* Begin *

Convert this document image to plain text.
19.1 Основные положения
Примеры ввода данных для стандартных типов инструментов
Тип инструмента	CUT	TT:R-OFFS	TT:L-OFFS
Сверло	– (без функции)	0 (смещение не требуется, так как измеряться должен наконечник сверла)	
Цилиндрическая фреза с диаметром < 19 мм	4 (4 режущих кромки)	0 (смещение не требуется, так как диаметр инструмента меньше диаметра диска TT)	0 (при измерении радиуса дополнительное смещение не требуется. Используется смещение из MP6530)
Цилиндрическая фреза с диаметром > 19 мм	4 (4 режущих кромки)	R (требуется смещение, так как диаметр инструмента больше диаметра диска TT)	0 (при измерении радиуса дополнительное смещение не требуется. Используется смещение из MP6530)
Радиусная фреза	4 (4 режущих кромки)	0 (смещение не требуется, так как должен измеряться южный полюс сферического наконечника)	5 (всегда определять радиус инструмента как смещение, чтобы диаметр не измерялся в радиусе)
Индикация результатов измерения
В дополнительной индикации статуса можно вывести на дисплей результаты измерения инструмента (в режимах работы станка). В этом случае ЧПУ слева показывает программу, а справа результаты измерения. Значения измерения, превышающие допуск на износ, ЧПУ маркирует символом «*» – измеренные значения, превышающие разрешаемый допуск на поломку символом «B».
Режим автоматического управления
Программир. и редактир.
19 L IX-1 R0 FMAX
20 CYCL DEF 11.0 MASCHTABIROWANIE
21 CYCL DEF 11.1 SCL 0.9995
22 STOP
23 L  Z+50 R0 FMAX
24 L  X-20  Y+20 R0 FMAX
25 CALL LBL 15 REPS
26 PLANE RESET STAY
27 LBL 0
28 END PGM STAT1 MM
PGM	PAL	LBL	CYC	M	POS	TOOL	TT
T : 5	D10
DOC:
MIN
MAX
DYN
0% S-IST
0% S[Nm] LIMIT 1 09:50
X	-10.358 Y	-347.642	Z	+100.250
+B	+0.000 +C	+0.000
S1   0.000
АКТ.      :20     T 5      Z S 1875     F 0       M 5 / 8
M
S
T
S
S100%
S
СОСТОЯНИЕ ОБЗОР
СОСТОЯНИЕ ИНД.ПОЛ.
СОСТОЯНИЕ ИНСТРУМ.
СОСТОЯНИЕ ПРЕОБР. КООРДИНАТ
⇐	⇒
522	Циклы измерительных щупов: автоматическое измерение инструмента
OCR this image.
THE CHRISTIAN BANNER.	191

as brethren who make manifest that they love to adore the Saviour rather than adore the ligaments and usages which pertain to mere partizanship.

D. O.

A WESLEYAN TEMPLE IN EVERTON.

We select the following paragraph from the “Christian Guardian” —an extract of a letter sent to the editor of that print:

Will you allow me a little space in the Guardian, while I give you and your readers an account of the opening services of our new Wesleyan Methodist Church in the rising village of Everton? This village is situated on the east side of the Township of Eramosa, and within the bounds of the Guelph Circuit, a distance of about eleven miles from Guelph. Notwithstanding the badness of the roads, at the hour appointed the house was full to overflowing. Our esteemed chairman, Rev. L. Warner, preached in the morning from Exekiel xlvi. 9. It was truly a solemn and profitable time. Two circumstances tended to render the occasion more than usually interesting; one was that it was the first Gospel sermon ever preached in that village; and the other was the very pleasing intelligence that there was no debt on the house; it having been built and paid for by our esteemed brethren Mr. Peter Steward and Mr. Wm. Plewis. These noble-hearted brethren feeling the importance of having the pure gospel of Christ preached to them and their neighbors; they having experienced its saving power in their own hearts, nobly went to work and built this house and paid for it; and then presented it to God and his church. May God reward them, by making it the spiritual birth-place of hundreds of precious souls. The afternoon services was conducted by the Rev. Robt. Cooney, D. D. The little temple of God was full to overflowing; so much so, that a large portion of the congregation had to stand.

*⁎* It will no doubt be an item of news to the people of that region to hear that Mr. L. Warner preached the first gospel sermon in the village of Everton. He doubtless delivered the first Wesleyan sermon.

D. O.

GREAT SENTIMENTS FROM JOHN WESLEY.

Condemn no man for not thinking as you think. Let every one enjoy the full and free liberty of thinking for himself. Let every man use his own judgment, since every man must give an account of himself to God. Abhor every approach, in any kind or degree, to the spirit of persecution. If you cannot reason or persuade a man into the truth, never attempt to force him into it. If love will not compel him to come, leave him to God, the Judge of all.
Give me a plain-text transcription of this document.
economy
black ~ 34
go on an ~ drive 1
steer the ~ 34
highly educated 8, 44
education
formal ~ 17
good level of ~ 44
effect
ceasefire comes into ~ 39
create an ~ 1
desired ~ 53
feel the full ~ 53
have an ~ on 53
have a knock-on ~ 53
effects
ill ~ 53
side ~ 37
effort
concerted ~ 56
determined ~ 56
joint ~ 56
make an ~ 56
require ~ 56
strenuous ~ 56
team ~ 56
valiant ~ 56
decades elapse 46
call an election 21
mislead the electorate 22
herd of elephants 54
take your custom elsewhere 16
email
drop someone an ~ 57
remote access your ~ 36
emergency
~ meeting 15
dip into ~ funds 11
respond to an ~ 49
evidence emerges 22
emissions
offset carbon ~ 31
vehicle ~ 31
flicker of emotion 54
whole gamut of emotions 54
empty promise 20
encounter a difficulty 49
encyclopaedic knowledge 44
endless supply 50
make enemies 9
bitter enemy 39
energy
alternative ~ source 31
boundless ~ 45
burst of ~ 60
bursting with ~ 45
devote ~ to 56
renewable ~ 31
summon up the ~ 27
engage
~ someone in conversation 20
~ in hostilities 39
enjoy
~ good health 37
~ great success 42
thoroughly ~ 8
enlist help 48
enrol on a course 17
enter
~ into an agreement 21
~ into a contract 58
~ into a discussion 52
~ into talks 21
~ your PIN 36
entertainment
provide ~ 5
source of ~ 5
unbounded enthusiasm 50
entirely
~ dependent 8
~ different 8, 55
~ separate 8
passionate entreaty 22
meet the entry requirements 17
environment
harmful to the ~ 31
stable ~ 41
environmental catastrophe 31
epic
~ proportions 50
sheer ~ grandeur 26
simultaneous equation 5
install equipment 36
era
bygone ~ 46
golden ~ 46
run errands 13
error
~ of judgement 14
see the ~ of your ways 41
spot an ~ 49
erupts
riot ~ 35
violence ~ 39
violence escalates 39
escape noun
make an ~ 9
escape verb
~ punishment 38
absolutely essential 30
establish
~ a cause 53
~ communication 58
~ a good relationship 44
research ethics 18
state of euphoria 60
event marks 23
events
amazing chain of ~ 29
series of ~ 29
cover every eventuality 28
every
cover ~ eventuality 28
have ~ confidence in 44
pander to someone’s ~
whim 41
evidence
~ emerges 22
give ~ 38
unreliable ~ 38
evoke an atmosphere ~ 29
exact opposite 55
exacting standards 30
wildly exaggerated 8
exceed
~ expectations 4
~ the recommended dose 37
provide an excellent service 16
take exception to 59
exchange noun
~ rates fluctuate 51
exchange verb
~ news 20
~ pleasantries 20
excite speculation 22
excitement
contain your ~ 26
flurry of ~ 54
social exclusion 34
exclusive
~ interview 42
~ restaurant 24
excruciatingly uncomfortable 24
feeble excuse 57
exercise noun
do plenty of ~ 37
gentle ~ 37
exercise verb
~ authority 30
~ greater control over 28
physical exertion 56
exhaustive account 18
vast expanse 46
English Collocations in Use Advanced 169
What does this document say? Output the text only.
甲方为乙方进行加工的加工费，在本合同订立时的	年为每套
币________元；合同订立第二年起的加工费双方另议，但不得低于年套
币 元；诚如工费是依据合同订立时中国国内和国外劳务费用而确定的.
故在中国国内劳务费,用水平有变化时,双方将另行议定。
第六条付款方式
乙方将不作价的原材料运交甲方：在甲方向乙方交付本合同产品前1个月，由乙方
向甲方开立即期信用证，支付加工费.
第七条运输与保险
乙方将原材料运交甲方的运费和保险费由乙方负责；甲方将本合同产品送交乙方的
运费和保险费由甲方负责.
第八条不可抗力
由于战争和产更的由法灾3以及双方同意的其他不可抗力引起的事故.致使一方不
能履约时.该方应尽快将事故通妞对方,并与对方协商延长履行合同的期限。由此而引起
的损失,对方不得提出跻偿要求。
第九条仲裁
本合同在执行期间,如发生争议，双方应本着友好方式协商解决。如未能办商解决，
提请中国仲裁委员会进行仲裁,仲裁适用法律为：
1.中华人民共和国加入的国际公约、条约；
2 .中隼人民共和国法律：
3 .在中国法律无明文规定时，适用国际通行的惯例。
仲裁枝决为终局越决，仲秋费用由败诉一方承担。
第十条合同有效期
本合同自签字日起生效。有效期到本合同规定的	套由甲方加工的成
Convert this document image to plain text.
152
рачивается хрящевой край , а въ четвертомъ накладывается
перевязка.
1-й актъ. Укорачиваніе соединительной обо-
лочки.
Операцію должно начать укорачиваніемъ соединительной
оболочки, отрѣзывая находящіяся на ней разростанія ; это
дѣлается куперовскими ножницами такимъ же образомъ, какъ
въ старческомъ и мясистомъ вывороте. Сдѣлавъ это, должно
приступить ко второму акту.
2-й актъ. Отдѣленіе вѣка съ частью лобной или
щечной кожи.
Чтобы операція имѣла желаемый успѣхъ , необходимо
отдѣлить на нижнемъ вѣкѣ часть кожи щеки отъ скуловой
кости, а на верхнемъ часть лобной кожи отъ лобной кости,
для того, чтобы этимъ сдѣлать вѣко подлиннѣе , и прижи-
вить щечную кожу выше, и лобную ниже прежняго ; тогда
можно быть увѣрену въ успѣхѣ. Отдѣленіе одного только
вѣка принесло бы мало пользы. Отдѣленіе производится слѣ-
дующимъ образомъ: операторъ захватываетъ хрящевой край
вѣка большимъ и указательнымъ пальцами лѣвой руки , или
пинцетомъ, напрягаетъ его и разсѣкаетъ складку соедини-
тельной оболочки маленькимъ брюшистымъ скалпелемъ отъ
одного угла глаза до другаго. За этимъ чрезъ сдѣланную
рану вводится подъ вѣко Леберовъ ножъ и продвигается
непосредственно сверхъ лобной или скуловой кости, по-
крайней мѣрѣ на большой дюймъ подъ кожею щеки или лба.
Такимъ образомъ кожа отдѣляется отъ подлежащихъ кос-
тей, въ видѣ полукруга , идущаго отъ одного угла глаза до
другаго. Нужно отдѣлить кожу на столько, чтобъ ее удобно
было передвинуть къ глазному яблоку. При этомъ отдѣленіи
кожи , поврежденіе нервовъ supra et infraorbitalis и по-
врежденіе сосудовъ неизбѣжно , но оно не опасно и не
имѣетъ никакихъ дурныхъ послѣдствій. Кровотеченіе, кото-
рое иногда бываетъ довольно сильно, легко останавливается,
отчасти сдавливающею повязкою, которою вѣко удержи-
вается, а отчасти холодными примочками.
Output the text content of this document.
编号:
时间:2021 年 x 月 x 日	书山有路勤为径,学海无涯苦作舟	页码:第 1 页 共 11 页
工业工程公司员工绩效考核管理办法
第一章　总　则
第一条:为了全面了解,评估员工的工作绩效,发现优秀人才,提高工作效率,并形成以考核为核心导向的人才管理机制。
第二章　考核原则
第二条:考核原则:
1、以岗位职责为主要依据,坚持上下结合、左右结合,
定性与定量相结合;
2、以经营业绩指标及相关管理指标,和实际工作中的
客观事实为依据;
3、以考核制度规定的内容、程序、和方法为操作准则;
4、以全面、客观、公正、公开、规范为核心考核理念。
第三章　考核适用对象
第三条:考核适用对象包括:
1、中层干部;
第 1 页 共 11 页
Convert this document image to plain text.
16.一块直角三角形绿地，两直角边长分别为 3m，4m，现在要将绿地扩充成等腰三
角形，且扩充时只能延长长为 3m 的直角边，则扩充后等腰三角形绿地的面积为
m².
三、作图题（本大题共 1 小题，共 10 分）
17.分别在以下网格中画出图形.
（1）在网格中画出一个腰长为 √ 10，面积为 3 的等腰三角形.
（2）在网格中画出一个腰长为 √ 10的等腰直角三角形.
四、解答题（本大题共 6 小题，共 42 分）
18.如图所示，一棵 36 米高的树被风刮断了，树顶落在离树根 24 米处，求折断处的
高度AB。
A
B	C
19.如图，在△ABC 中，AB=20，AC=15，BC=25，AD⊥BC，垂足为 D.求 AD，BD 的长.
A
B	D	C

* End *

### TO DO
Check the data for the word "требуется" and pull out the lines that have it.

### COMPLETE OUTPUT
Сверло	– (без функции)	0 (смещение не требуется, так как измеряться должен наконечник сверла)	
Цилиндрическая фреза с диаметром < 19 мм	4 (4 режущих кромки)	0 (смещение не требуется, так как диаметр инструмента меньше диаметра диска TT)	0 (при измерении радиуса дополнительное смещение не требуется. Используется смещение из MP6530)
Цилиндрическая фреза с диаметром > 19 мм	4 (4 режущих кромки)	R (требуется смещение, так как диаметр инструмента больше диаметра диска TT)	0 (при измерении радиуса дополнительное смещение не требуется. Используется смещение из MP6530)
Радиусная фреза	4 (4 режущих кромки)	0 (смещение не требуется, так как должен измеряться южный полюс сферического наконечника)	5 (всегда определять радиус инструмента как смещение, чтобы диаметр не измерялся в радиусе)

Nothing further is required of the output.